▶ **Given request**: Make an exact copy of the records, dropping all pictures.
· · ·
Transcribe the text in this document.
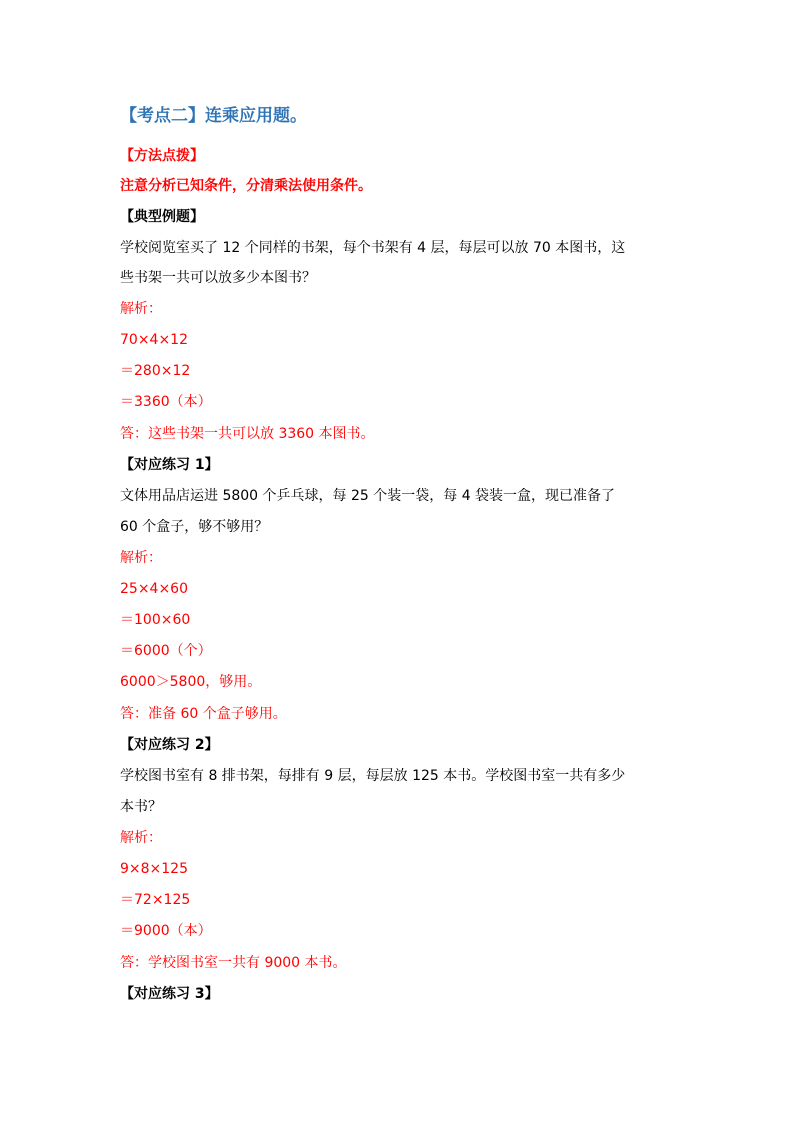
【考点二】连乘应用题。
【方法点拨】
注意分析已知条件，分清乘法使用条件。
【典型例题】
学校阅览室买了 12 个同样的书架，每个书架有 4 层，每层可以放 70 本图书，这
些书架一共可以放多少本图书？
解析：
70×4×12
＝280×12
＝3360（本）
答：这些书架一共可以放 3360 本图书。
【对应练习 1】
文体用品店运进 5800 个乒乓球，每 25 个装一袋，每 4 袋装一盒，现已准备了
60 个盒子，够不够用？
解析：
25×4×60
＝100×60
＝6000（个）
6000＞5800，够用。
答：准备 60 个盒子够用。
【对应练习 2】
学校图书室有 8 排书架，每排有 9 层，每层放 125 本书。学校图书室一共有多少
本书？
解析：
9×8×125
＝72×125
＝9000（本）
答：学校图书室一共有 9000 本书。
【对应练习 3】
· · ·
▶ **Written reply**:
Transcribe the text in this document.
【考点二】连乘应用题。
【方法点拨】
注意分析已知条件，分清乘法使用条件。
【典型例题】
学校阅览室买了 12 个同样的书架，每个书架有 4 层，每层可以放 70 本图书，这
些书架一共可以放多少本图书？
解析：
70×4×12
＝280×12
＝3360（本）
答：这些书架一共可以放 3360 本图书。
【对应练习 1】
文体用品店运进 5800 个乒乓球，每 25 个装一袋，每 4 袋装一盒，现已准备了
60 个盒子，够不够用？
解析：
25×4×60
＝100×60
＝6000（个）
6000＞5800，够用。
答：准备 60 个盒子够用。
【对应练习 2】
学校图书室有 8 排书架，每排有 9 层，每层放 125 本书。学校图书室一共有多少
本书？
解析：
9×8×125
＝72×125
＝9000（本）
答：学校图书室一共有 9000 本书。
【对应练习 3】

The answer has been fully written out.